- [Goal]: Without the pictures, set down every line of the data exactly.

═════ Data section

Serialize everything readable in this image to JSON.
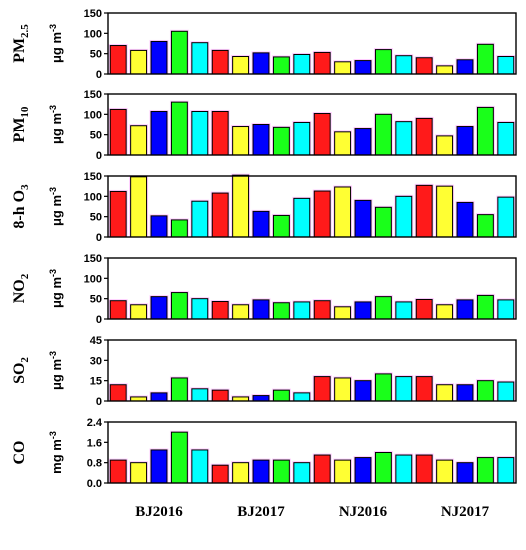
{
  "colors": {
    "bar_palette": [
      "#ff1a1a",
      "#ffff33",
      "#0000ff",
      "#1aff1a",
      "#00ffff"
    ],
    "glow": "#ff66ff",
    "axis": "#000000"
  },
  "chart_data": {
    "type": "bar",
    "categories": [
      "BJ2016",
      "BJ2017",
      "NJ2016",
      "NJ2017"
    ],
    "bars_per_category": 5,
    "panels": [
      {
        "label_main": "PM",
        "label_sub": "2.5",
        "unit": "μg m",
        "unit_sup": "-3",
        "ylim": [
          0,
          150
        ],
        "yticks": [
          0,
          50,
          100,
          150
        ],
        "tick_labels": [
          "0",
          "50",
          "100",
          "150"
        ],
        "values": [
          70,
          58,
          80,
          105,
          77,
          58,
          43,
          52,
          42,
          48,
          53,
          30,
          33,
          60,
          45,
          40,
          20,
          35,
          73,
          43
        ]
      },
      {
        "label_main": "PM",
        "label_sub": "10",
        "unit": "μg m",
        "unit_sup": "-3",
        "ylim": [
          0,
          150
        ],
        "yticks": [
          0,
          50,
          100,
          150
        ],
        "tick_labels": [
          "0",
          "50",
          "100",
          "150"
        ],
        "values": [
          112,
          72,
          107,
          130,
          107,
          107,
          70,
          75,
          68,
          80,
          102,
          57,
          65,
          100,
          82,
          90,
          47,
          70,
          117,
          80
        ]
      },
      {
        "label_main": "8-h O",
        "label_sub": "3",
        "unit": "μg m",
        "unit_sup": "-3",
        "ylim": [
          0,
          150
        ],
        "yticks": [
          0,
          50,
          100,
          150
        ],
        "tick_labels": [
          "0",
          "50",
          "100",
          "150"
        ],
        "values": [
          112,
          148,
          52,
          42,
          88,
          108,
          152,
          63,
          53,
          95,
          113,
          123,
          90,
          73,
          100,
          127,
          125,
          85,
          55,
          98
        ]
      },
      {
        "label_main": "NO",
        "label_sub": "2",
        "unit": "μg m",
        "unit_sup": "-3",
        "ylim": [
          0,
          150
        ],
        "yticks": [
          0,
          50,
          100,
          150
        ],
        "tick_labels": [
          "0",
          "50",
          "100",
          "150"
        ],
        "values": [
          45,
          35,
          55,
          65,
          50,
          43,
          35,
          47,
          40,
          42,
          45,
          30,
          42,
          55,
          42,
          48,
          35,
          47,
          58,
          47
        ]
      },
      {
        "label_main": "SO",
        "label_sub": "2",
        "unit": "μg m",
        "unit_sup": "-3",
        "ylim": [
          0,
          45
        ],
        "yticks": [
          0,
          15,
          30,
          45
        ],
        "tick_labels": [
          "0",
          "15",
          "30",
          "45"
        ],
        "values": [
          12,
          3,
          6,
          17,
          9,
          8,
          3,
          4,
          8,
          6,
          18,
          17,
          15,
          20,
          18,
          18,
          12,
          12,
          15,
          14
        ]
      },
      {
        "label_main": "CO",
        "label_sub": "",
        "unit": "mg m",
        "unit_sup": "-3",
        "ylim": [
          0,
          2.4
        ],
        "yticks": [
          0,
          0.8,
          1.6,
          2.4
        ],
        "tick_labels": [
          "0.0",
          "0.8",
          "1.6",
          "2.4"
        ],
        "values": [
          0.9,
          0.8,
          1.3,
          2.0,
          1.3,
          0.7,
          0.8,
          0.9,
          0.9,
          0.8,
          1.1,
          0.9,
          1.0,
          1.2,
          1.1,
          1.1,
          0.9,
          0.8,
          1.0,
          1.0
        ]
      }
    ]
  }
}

══════════

- [Result]:
Serialize everything readable in this image to JSON.
{
  "colors": {
    "bar_palette": [
      "#ff1a1a",
      "#ffff33",
      "#0000ff",
      "#1aff1a",
      "#00ffff"
    ],
    "glow": "#ff66ff",
    "axis": "#000000"
  },
  "chart_data": {
    "type": "bar",
    "categories": [
      "BJ2016",
      "BJ2017",
      "NJ2016",
      "NJ2017"
    ],
    "bars_per_category": 5,
    "panels": [
      {
        "label_main": "PM",
        "label_sub": "2.5",
        "unit": "μg m",
        "unit_sup": "-3",
        "ylim": [
          0,
          150
        ],
        "yticks": [
          0,
          50,
          100,
          150
        ],
        "tick_labels": [
          "0",
          "50",
          "100",
          "150"
        ],
        "values": [
          70,
          58,
          80,
          105,
          77,
          58,
          43,
          52,
          42,
          48,
          53,
          30,
          33,
          60,
          45,
          40,
          20,
          35,
          73,
          43
        ]
      },
      {
        "label_main": "PM",
        "label_sub": "10",
        "unit": "μg m",
        "unit_sup": "-3",
        "ylim": [
          0,
          150
        ],
        "yticks": [
          0,
          50,
          100,
          150
        ],
        "tick_labels": [
          "0",
          "50",
          "100",
          "150"
        ],
        "values": [
          112,
          72,
          107,
          130,
          107,
          107,
          70,
          75,
          68,
          80,
          102,
          57,
          65,
          100,
          82,
          90,
          47,
          70,
          117,
          80
        ]
      },
      {
        "label_main": "8-h O",
        "label_sub": "3",
        "unit": "μg m",
        "unit_sup": "-3",
        "ylim": [
          0,
          150
        ],
        "yticks": [
          0,
          50,
          100,
          150
        ],
        "tick_labels": [
          "0",
          "50",
          "100",
          "150"
        ],
        "values": [
          112,
          148,
          52,
          42,
          88,
          108,
          152,
          63,
          53,
          95,
          113,
          123,
          90,
          73,
          100,
          127,
          125,
          85,
          55,
          98
        ]
      },
      {
        "label_main": "NO",
        "label_sub": "2",
        "unit": "μg m",
        "unit_sup": "-3",
        "ylim": [
          0,
          150
        ],
        "yticks": [
          0,
          50,
          100,
          150
        ],
        "tick_labels": [
          "0",
          "50",
          "100",
          "150"
        ],
        "values": [
          45,
          35,
          55,
          65,
          50,
          43,
          35,
          47,
          40,
          42,
          45,
          30,
          42,
          55,
          42,
          48,
          35,
          47,
          58,
          47
        ]
      },
      {
        "label_main": "SO",
        "label_sub": "2",
        "unit": "μg m",
        "unit_sup": "-3",
        "ylim": [
          0,
          45
        ],
        "yticks": [
          0,
          15,
          30,
          45
        ],
        "tick_labels": [
          "0",
          "15",
          "30",
          "45"
        ],
        "values": [
          12,
          3,
          6,
          17,
          9,
          8,
          3,
          4,
          8,
          6,
          18,
          17,
          15,
          20,
          18,
          18,
          12,
          12,
          15,
          14
        ]
      },
      {
        "label_main": "CO",
        "label_sub": "",
        "unit": "mg m",
        "unit_sup": "-3",
        "ylim": [
          0,
          2.4
        ],
        "yticks": [
          0,
          0.8,
          1.6,
          2.4
        ],
        "tick_labels": [
          "0.0",
          "0.8",
          "1.6",
          "2.4"
        ],
        "values": [
          0.9,
          0.8,
          1.3,
          2.0,
          1.3,
          0.7,
          0.8,
          0.9,
          0.9,
          0.8,
          1.1,
          0.9,
          1.0,
          1.2,
          1.1,
          1.1,
          0.9,
          0.8,
          1.0,
          1.0
        ]
      }
    ]
  }
}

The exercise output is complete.